• [Instructions for the task]:
Reproduce the full listing below unchanged, apart from the pictures.

-- -- --

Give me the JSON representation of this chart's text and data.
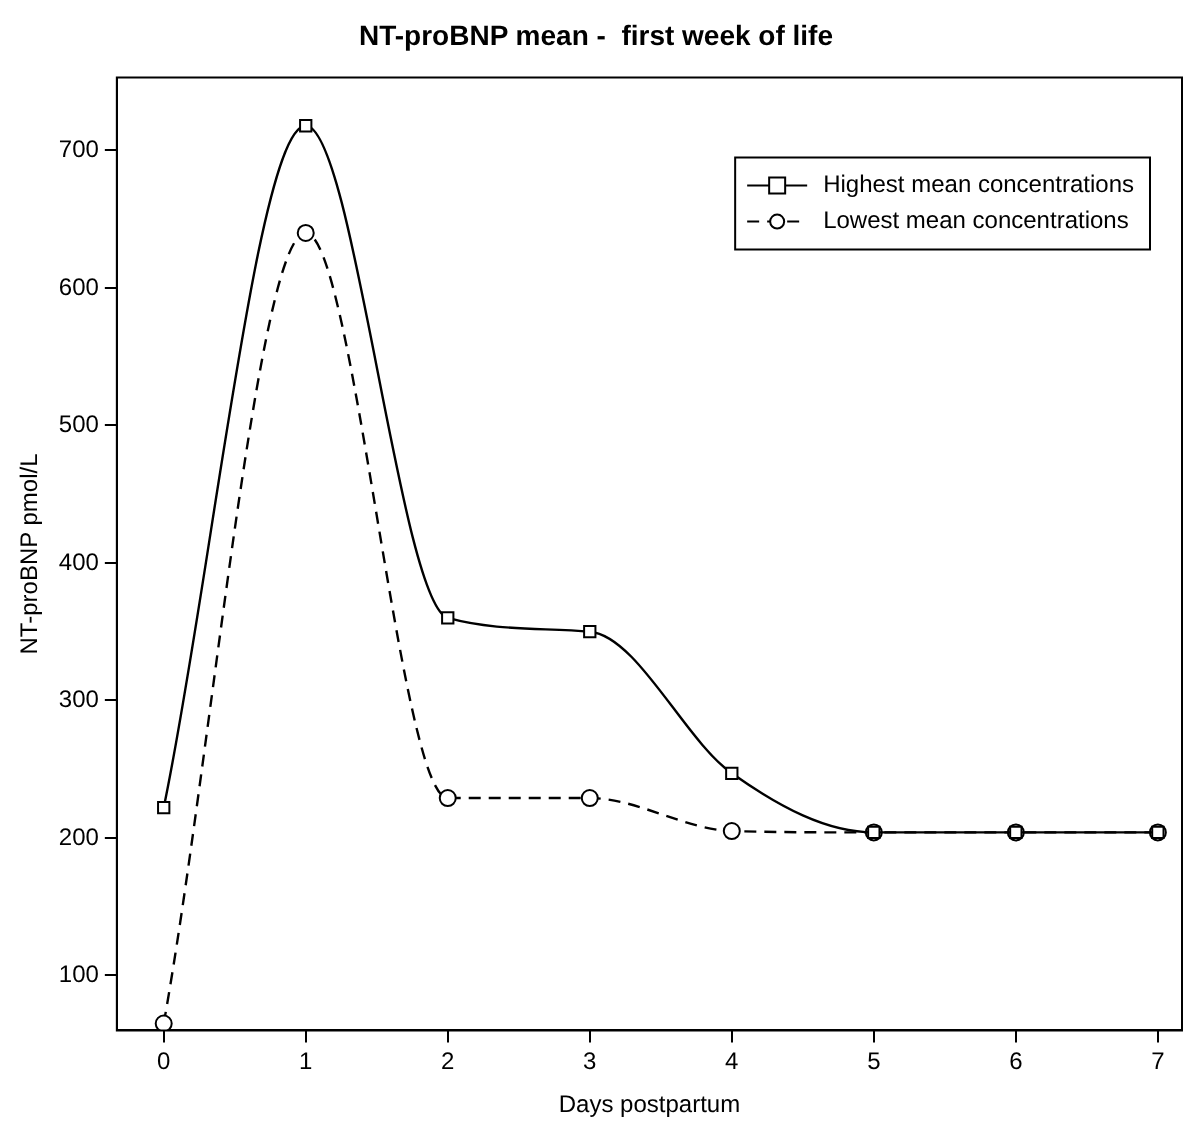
{
  "chart_data": {
    "type": "line",
    "title": "NT-proBNP mean -  first week of life",
    "xlabel": "Days postpartum",
    "ylabel": "NT-proBNP pmol/L",
    "x": [
      0,
      1,
      2,
      3,
      4,
      5,
      6,
      7
    ],
    "series": [
      {
        "name": "Highest mean concentrations",
        "color": "#000000",
        "marker": "square",
        "line_style": "solid",
        "values": [
          222,
          718,
          360,
          350,
          247,
          204,
          204,
          204
        ]
      },
      {
        "name": "Lowest mean concentrations",
        "color": "#000000",
        "marker": "circle",
        "line_style": "dashed",
        "values": [
          65,
          640,
          229,
          229,
          205,
          204,
          204,
          204
        ]
      }
    ],
    "xlim": [
      -0.33,
      7.17
    ],
    "xticks": [
      0,
      1,
      2,
      3,
      4,
      5,
      6,
      7
    ],
    "ylim": [
      60,
      753
    ],
    "yticks": [
      100,
      200,
      300,
      400,
      500,
      600,
      700
    ],
    "grid": false,
    "legend": "top right"
  }
}
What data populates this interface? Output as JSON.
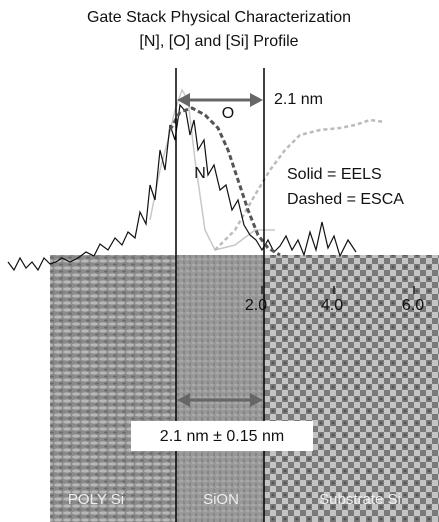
{
  "title": {
    "line1": "Gate Stack Physical Characterization",
    "line2": "[N], [O] and [Si] Profile"
  },
  "annotations": {
    "o_label": "O",
    "n_label": "N",
    "width_top": "2.1 nm",
    "legend_solid": "Solid = EELS",
    "legend_dashed": "Dashed = ESCA",
    "width_bottom": "2.1 nm ± 0.15 nm"
  },
  "axis_ticks": [
    "2.0",
    "4.0",
    "6.0"
  ],
  "regions": [
    "POLY Si",
    "SiON",
    "Substrate Si"
  ]
}
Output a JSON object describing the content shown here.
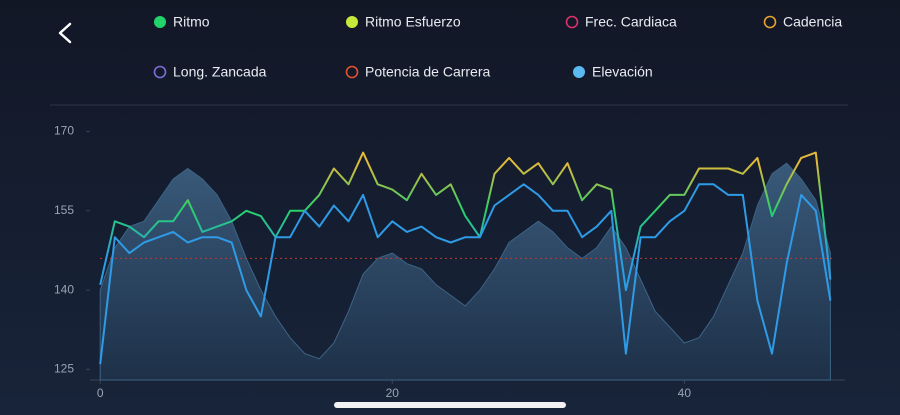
{
  "chart_data": {
    "type": "line",
    "xlim": [
      -0.7,
      51
    ],
    "ylim": [
      123,
      175
    ],
    "xticks": [
      0,
      20,
      40
    ],
    "yticks": [
      125,
      140,
      155,
      170
    ],
    "reference_line": {
      "value": 146,
      "color": "#c0392b"
    },
    "x": [
      0,
      1,
      2,
      3,
      4,
      5,
      6,
      7,
      8,
      9,
      10,
      11,
      12,
      13,
      14,
      15,
      16,
      17,
      18,
      19,
      20,
      21,
      22,
      23,
      24,
      25,
      26,
      27,
      28,
      29,
      30,
      31,
      32,
      33,
      34,
      35,
      36,
      37,
      38,
      39,
      40,
      41,
      42,
      43,
      44,
      45,
      46,
      47,
      48,
      49,
      50
    ],
    "series": [
      {
        "name": "Ritmo",
        "color": "#22d36b",
        "filled": true,
        "kind": "gradient-line",
        "color_scale": [
          {
            "value": 146,
            "color": "#2a9fe6"
          },
          {
            "value": 155,
            "color": "#26d16a"
          },
          {
            "value": 164,
            "color": "#e2b93b"
          }
        ],
        "values": [
          141,
          153,
          152,
          150,
          153,
          153,
          157,
          151,
          152,
          153,
          155,
          154,
          150,
          155,
          155,
          158,
          163,
          160,
          166,
          160,
          159,
          157,
          162,
          158,
          160,
          154,
          150,
          162,
          165,
          162,
          164,
          160,
          164,
          157,
          160,
          159,
          140,
          152,
          155,
          158,
          158,
          163,
          163,
          163,
          162,
          165,
          154,
          160,
          165,
          166,
          142
        ]
      },
      {
        "name": "Ritmo Esfuerzo",
        "color": "#c6e83a",
        "filled": true,
        "kind": "line",
        "line_color": "#2f9be6",
        "values": [
          126,
          150,
          147,
          149,
          150,
          151,
          149,
          150,
          150,
          149,
          140,
          135,
          150,
          150,
          155,
          152,
          156,
          153,
          158,
          150,
          153,
          151,
          152,
          150,
          149,
          150,
          150,
          156,
          158,
          160,
          158,
          155,
          155,
          150,
          152,
          155,
          128,
          150,
          150,
          153,
          155,
          160,
          160,
          158,
          158,
          138,
          128,
          145,
          158,
          155,
          138
        ]
      },
      {
        "name": "Frec. Cardiaca",
        "color": "#d8336b",
        "filled": false
      },
      {
        "name": "Cadencia",
        "color": "#e8a22c",
        "filled": false
      },
      {
        "name": "Long. Zancada",
        "color": "#7b6fd8",
        "filled": false
      },
      {
        "name": "Potencia de Carrera",
        "color": "#e0522d",
        "filled": false
      },
      {
        "name": "Elevación",
        "color": "#5cb8f0",
        "filled": true,
        "kind": "area",
        "line_color": "#3d6485",
        "values": [
          140,
          148,
          152,
          153,
          157,
          161,
          163,
          161,
          158,
          153,
          146,
          140,
          135,
          131,
          128,
          127,
          130,
          136,
          143,
          146,
          147,
          145,
          144,
          141,
          139,
          137,
          140,
          144,
          149,
          151,
          153,
          151,
          148,
          146,
          148,
          152,
          148,
          142,
          136,
          133,
          130,
          131,
          135,
          141,
          147,
          156,
          162,
          164,
          161,
          157,
          147
        ]
      }
    ]
  }
}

-- -- --

• [Answer to the problem]:
Give me the JSON representation of this chart's text and data.
{
  "chart_data": {
    "type": "line",
    "title": "NT-proBNP mean -  first week of life",
    "xlabel": "Days postpartum",
    "ylabel": "NT-proBNP pmol/L",
    "x": [
      0,
      1,
      2,
      3,
      4,
      5,
      6,
      7
    ],
    "series": [
      {
        "name": "Highest mean concentrations",
        "color": "#000000",
        "marker": "square",
        "line_style": "solid",
        "values": [
          222,
          718,
          360,
          350,
          247,
          204,
          204,
          204
        ]
      },
      {
        "name": "Lowest mean concentrations",
        "color": "#000000",
        "marker": "circle",
        "line_style": "dashed",
        "values": [
          65,
          640,
          229,
          229,
          205,
          204,
          204,
          204
        ]
      }
    ],
    "xlim": [
      -0.33,
      7.17
    ],
    "xticks": [
      0,
      1,
      2,
      3,
      4,
      5,
      6,
      7
    ],
    "ylim": [
      60,
      753
    ],
    "yticks": [
      100,
      200,
      300,
      400,
      500,
      600,
      700
    ],
    "grid": false,
    "legend": "top right"
  }
}
What data populates this interface? Output as JSON.
{
  "title": {
    "line1": "Gate Stack Physical Characterization",
    "line2": "[N], [O] and [Si] Profile"
  },
  "annotations": {
    "o_label": "O",
    "n_label": "N",
    "width_top": "2.1 nm",
    "legend_solid": "Solid = EELS",
    "legend_dashed": "Dashed = ESCA",
    "width_bottom": "2.1 nm ± 0.15 nm"
  },
  "axis_ticks": [
    "2.0",
    "4.0",
    "6.0"
  ],
  "regions": [
    "POLY Si",
    "SiON",
    "Substrate Si"
  ]
}
Output a JSON object describing the content shown here.
{
  "chart_data": {
    "type": "line",
    "xlim": [
      -0.7,
      51
    ],
    "ylim": [
      123,
      175
    ],
    "xticks": [
      0,
      20,
      40
    ],
    "yticks": [
      125,
      140,
      155,
      170
    ],
    "reference_line": {
      "value": 146,
      "color": "#c0392b"
    },
    "x": [
      0,
      1,
      2,
      3,
      4,
      5,
      6,
      7,
      8,
      9,
      10,
      11,
      12,
      13,
      14,
      15,
      16,
      17,
      18,
      19,
      20,
      21,
      22,
      23,
      24,
      25,
      26,
      27,
      28,
      29,
      30,
      31,
      32,
      33,
      34,
      35,
      36,
      37,
      38,
      39,
      40,
      41,
      42,
      43,
      44,
      45,
      46,
      47,
      48,
      49,
      50
    ],
    "series": [
      {
        "name": "Ritmo",
        "color": "#22d36b",
        "filled": true,
        "kind": "gradient-line",
        "color_scale": [
          {
            "value": 146,
            "color": "#2a9fe6"
          },
          {
            "value": 155,
            "color": "#26d16a"
          },
          {
            "value": 164,
            "color": "#e2b93b"
          }
        ],
        "values": [
          141,
          153,
          152,
          150,
          153,
          153,
          157,
          151,
          152,
          153,
          155,
          154,
          150,
          155,
          155,
          158,
          163,
          160,
          166,
          160,
          159,
          157,
          162,
          158,
          160,
          154,
          150,
          162,
          165,
          162,
          164,
          160,
          164,
          157,
          160,
          159,
          140,
          152,
          155,
          158,
          158,
          163,
          163,
          163,
          162,
          165,
          154,
          160,
          165,
          166,
          142
        ]
      },
      {
        "name": "Ritmo Esfuerzo",
        "color": "#c6e83a",
        "filled": true,
        "kind": "line",
        "line_color": "#2f9be6",
        "values": [
          126,
          150,
          147,
          149,
          150,
          151,
          149,
          150,
          150,
          149,
          140,
          135,
          150,
          150,
          155,
          152,
          156,
          153,
          158,
          150,
          153,
          151,
          152,
          150,
          149,
          150,
          150,
          156,
          158,
          160,
          158,
          155,
          155,
          150,
          152,
          155,
          128,
          150,
          150,
          153,
          155,
          160,
          160,
          158,
          158,
          138,
          128,
          145,
          158,
          155,
          138
        ]
      },
      {
        "name": "Frec. Cardiaca",
        "color": "#d8336b",
        "filled": false
      },
      {
        "name": "Cadencia",
        "color": "#e8a22c",
        "filled": false
      },
      {
        "name": "Long. Zancada",
        "color": "#7b6fd8",
        "filled": false
      },
      {
        "name": "Potencia de Carrera",
        "color": "#e0522d",
        "filled": false
      },
      {
        "name": "Elevación",
        "color": "#5cb8f0",
        "filled": true,
        "kind": "area",
        "line_color": "#3d6485",
        "values": [
          140,
          148,
          152,
          153,
          157,
          161,
          163,
          161,
          158,
          153,
          146,
          140,
          135,
          131,
          128,
          127,
          130,
          136,
          143,
          146,
          147,
          145,
          144,
          141,
          139,
          137,
          140,
          144,
          149,
          151,
          153,
          151,
          148,
          146,
          148,
          152,
          148,
          142,
          136,
          133,
          130,
          131,
          135,
          141,
          147,
          156,
          162,
          164,
          161,
          157,
          147
        ]
      }
    ]
  }
}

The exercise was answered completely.